::: EXCERPTED PASSAGE

Should Psychotherapists be Rich?

Revolution is about who is willing to walk in the opposite direction of the herd, or at the very least who is willing to question the direction, path, and destination of the herd.

— Dayna Lynn Nuckolls / Peoples Oracle

Mental health professionals bare the weight of three entities: 1) Holding their needs 2) Holding their clients’ needs and being careful to not make all decisions or boundaries solely on client needs 3) Holding the systemic expectations that usually don’t benefit the therapist and/or client.

Many believe that it is unethical for psychotherapists to aim for being rich or wealthy through their profession. This may be true for those who are exploiting clients. I’m referring to the therapist who want to balance their empathy and healing gifts with their own well being and life goals. I say having financial, emotional, and generational wealth are goals worth living for, no matter the trade. Though it can be difficult to achieve wealth due to the struggle of balancing being a psychotherapist and adhering to the ethics of the profession within a broken system.

It is okay to choose yourself first (you, psychotherapist), and choose clients second in your private practice or another setting. Through our most popular Instagram posts (linked below within each step), we’re breaking down the steps psychotherapists can take to find balance, sustainability, and wealth by decolonizing how to show up within the profession.

  1. Unpack and challenge your limiting beliefs that keep you stuck in a colonized system and in the traditional ways of living and working, especially if those ways of being do not serve you.

  2. Determine what practices are sustainable for you and what you need to stay balanced.

  3. Decide who is your ideal client, and know that your ideal client is a past version of you. Seeing clients whom you are aligned with decreases burnout and increases fulfillment.

  4. Share your authentic self in your bio and marketing in a way that allows your ideal client to find and connect with you. ‘You need not hide your true self to make a difference.

  5. Set rates that are sustainable and help reach your goals, and this could mean not accepting insurance nor sliding scale.

::::::

[ACTION ITEM A] Write out everything from "3. Decide who" down to "make a difference." in the piece on whether psychotherapists should be rich.
[ACTION ITEM B] In the piece on whether psychotherapists should be rich, who is a therapist's ideal client said to be?

::: EXTRACTED DATA

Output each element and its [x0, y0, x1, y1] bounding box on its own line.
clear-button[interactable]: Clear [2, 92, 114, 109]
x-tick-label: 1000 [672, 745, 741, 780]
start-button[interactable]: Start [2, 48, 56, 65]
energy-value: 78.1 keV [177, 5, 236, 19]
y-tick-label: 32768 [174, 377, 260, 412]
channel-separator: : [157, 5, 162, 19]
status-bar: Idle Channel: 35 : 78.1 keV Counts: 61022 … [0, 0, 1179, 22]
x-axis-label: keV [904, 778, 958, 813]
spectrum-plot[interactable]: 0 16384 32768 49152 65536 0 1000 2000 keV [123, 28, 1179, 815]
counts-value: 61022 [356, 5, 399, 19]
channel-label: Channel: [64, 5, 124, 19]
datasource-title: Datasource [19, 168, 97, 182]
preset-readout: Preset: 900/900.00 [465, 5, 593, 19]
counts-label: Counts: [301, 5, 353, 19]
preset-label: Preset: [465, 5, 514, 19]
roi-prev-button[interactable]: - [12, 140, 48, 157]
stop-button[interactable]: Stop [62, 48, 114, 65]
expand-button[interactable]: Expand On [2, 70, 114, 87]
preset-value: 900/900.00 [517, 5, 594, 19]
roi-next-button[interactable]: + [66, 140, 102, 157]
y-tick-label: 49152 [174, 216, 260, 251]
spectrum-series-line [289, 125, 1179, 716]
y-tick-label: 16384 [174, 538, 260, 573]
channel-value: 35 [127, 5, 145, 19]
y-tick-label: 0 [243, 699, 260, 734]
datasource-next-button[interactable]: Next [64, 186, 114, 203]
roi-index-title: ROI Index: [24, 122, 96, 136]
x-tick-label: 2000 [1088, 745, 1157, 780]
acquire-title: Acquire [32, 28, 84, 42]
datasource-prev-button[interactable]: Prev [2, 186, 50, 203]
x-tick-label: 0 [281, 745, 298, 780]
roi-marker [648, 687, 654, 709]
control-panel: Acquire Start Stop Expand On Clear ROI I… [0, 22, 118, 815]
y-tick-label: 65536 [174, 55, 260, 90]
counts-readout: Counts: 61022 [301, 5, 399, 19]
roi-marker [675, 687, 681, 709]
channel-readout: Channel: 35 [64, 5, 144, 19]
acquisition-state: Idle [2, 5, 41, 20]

::::::

[EXERCISE ANSWER A]
3. Decide who is your ideal client, and know that your ideal client is a past version of you. Seeing clients whom you are aligned with decreases burnout and increases fulfillment.

  4. Share your authentic self in your bio and marketing in a way that allows your ideal client to find and connect with you. ‘You need not hide your true self to make a difference.

[EXERCISE ANSWER B] The ideal client is a past version of the therapist.